[What you have to do]
Identify every line containing the word "lights" and reproduce each one.

[Stored data]
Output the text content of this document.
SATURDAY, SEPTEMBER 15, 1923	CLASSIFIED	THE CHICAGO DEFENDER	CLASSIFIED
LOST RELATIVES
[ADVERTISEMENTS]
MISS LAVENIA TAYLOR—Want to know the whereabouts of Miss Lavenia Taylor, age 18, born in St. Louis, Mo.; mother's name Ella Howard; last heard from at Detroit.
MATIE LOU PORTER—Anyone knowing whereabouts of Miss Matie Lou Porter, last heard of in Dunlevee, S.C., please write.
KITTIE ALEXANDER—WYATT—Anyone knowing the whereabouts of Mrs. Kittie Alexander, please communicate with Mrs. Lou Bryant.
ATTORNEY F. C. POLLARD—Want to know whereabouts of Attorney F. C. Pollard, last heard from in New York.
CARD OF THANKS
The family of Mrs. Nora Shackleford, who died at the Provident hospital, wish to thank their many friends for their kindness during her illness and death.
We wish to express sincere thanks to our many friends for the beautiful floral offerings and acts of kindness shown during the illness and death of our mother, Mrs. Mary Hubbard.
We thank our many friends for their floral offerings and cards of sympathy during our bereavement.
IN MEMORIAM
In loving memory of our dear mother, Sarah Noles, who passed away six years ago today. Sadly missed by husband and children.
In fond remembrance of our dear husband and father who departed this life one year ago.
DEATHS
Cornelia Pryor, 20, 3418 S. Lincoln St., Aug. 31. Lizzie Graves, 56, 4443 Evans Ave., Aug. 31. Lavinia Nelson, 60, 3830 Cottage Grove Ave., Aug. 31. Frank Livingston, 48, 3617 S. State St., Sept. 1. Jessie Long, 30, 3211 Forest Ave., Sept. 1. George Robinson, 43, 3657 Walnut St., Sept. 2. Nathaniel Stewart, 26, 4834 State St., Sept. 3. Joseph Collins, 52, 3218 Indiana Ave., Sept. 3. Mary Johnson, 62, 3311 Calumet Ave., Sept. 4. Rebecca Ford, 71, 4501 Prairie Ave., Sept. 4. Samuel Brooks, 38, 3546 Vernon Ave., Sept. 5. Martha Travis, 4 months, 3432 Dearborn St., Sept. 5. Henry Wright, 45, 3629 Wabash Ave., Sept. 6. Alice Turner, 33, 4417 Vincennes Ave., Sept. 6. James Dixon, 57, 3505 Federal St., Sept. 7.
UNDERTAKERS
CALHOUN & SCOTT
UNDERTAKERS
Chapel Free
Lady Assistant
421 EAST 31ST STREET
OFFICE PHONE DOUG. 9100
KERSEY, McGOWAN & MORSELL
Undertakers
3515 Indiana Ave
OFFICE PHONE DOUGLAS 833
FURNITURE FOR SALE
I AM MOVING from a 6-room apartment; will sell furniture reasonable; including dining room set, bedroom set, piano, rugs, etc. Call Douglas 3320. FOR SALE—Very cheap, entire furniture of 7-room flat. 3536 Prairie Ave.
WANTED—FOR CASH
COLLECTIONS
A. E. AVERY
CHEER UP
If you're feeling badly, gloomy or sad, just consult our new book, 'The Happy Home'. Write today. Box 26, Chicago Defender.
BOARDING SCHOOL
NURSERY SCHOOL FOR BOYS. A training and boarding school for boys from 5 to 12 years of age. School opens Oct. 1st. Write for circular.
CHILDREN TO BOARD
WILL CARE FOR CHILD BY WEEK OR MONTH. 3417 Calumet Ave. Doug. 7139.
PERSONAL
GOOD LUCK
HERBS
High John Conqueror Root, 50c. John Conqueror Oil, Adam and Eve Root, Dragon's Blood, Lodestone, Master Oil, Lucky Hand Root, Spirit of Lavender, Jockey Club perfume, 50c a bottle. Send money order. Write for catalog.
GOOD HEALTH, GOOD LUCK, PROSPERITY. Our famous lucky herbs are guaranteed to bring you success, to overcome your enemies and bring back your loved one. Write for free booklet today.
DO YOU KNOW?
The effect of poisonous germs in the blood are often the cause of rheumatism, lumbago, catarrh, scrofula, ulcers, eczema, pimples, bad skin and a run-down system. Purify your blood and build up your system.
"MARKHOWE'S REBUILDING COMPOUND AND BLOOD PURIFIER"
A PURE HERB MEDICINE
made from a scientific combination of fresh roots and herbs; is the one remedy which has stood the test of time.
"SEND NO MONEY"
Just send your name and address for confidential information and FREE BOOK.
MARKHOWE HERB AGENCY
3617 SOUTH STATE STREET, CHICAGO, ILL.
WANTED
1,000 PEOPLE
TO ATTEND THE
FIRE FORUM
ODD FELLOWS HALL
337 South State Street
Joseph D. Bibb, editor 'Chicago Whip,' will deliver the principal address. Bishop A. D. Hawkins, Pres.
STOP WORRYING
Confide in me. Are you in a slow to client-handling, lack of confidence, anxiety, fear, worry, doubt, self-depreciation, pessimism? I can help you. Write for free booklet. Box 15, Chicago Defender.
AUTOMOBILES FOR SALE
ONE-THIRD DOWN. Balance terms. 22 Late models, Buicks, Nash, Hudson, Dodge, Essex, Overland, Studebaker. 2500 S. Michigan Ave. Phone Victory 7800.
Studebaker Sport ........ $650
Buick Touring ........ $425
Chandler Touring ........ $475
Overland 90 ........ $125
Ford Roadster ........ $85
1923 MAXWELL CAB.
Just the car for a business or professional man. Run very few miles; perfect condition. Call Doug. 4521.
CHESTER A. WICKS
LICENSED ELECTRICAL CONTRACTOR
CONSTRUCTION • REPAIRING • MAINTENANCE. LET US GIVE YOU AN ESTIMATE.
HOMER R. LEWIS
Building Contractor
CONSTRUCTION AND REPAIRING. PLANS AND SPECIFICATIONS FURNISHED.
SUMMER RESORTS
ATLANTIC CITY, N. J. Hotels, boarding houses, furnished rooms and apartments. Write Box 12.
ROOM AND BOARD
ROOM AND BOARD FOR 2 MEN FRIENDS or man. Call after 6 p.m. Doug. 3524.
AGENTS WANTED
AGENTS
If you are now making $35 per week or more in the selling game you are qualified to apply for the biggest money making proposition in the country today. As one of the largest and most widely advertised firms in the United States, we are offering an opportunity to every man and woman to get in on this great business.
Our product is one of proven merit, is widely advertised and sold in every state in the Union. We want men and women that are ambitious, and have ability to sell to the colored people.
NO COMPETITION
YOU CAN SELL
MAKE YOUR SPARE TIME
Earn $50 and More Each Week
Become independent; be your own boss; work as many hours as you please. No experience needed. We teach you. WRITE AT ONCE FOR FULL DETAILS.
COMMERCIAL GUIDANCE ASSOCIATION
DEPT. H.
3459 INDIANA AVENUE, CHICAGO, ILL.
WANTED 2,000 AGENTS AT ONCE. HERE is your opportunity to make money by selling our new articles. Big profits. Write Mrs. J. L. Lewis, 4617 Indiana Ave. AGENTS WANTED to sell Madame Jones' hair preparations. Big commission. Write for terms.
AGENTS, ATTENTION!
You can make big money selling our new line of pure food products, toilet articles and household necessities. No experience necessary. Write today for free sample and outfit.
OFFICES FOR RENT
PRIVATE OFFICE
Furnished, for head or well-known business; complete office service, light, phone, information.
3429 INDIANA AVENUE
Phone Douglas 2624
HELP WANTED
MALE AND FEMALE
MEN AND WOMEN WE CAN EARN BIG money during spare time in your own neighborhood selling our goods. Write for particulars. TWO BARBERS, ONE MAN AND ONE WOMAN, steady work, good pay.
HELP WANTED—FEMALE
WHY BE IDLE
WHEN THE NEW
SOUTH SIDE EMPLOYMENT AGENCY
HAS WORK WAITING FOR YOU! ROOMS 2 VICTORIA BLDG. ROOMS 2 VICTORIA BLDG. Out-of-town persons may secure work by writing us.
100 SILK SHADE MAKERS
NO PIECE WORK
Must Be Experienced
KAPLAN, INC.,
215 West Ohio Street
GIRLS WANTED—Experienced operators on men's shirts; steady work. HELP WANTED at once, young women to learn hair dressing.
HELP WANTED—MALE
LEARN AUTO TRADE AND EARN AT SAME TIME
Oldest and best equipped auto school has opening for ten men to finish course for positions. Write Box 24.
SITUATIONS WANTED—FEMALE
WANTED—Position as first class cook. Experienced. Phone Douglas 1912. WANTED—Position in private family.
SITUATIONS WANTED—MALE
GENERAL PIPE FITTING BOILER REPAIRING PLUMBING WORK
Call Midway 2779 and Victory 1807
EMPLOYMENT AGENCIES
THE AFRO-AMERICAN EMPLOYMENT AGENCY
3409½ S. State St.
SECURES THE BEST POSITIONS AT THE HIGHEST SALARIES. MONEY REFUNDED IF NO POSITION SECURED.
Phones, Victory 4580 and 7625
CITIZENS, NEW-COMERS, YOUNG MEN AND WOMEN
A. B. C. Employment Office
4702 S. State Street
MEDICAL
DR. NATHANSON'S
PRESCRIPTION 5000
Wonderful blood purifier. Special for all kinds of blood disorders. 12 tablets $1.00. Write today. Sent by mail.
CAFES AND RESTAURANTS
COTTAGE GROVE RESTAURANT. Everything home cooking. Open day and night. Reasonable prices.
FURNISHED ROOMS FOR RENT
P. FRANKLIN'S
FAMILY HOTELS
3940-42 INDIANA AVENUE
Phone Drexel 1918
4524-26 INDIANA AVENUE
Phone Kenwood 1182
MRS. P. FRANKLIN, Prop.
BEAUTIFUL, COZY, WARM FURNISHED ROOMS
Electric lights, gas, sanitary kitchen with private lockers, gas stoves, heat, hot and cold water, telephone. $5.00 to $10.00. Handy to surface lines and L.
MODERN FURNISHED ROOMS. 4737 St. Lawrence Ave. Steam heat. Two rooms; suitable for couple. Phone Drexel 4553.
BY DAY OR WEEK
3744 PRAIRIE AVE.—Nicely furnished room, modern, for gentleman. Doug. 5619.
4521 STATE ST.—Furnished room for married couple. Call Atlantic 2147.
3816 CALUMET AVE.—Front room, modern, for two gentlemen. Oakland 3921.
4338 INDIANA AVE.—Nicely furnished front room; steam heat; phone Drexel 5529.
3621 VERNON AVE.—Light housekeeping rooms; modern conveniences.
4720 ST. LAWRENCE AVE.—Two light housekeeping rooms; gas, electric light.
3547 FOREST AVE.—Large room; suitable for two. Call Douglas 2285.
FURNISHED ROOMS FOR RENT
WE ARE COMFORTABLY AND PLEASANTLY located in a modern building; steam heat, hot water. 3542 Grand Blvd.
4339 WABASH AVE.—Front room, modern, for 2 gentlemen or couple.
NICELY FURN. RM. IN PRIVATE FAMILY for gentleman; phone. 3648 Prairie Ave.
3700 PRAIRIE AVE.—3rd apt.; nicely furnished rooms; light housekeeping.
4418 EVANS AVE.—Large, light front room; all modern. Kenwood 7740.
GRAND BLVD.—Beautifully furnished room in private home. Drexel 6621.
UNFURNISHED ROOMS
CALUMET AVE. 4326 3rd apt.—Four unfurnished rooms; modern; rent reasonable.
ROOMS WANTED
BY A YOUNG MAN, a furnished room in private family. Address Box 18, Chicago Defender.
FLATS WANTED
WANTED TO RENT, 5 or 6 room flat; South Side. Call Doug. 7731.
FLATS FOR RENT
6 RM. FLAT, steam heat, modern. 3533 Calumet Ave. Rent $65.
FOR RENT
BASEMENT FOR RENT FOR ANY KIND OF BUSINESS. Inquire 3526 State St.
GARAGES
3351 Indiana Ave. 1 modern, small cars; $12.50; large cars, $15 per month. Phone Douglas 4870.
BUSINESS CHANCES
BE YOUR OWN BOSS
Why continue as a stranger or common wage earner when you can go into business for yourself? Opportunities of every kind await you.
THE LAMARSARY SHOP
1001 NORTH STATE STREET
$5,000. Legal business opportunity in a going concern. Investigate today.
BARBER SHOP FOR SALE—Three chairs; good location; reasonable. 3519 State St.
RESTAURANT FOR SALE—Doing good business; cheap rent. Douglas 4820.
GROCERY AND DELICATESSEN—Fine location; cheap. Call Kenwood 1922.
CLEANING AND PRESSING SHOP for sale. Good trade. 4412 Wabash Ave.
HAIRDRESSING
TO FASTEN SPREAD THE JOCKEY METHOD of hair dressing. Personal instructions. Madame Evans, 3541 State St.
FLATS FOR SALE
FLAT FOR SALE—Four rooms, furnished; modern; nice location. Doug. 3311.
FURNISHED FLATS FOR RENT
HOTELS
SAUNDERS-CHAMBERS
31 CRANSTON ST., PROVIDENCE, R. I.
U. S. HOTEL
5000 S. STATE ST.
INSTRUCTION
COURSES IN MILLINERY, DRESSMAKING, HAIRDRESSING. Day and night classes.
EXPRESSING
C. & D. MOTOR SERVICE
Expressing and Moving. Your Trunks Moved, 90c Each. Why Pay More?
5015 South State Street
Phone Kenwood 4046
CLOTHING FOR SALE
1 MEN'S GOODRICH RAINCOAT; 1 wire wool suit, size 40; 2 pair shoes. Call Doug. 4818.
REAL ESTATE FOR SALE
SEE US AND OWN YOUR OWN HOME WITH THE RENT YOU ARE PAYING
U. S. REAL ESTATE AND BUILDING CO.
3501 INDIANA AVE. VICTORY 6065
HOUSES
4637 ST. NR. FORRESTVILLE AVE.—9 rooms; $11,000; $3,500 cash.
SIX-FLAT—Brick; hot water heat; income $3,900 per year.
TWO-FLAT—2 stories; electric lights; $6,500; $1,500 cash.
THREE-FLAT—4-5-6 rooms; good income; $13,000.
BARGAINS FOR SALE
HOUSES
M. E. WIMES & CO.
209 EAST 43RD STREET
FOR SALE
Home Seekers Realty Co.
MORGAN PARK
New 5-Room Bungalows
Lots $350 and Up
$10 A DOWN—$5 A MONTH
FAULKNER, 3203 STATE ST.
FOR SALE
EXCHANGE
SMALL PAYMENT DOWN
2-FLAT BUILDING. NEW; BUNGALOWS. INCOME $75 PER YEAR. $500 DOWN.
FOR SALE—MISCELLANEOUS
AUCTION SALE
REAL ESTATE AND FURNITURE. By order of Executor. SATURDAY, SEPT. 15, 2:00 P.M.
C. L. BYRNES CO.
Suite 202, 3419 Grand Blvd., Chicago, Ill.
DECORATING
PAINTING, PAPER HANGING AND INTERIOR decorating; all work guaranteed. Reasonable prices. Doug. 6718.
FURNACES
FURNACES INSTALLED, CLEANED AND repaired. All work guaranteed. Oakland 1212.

[Task result]
Electric lights, gas, sanitary kitchen with private lockers, gas stoves, heat, hot and cold water, telephone. $5.00 to $10.00. Handy to surface lines and L.
TWO-FLAT—2 stories; electric lights; $6,500; $1,500 cash.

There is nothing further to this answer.